# Start of Records to process

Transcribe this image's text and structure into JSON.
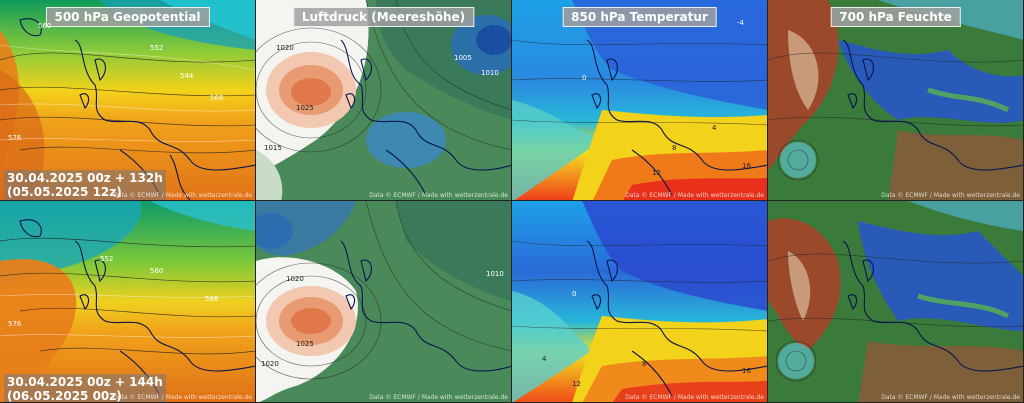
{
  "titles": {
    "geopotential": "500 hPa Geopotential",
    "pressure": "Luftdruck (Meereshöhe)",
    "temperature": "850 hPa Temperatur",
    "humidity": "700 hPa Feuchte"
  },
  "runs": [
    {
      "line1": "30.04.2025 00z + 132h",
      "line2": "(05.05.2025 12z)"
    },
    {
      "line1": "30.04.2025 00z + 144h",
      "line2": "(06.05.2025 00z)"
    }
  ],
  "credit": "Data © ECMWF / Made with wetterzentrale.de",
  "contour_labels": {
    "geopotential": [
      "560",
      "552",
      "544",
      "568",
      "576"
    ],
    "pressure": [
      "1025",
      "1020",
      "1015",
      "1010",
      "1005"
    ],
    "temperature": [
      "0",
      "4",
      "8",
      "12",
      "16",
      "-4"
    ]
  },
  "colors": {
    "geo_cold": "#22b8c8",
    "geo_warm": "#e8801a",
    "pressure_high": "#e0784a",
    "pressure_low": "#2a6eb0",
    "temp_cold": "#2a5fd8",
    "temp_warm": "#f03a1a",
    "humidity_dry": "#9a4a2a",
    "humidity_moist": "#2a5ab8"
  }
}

# End of Records to process

> **What is expected**: From the data, list each line in which the string "temperature" appears.

> **Written solution**:
    "temperature": "850 hPa Temperatur",
    "temperature": [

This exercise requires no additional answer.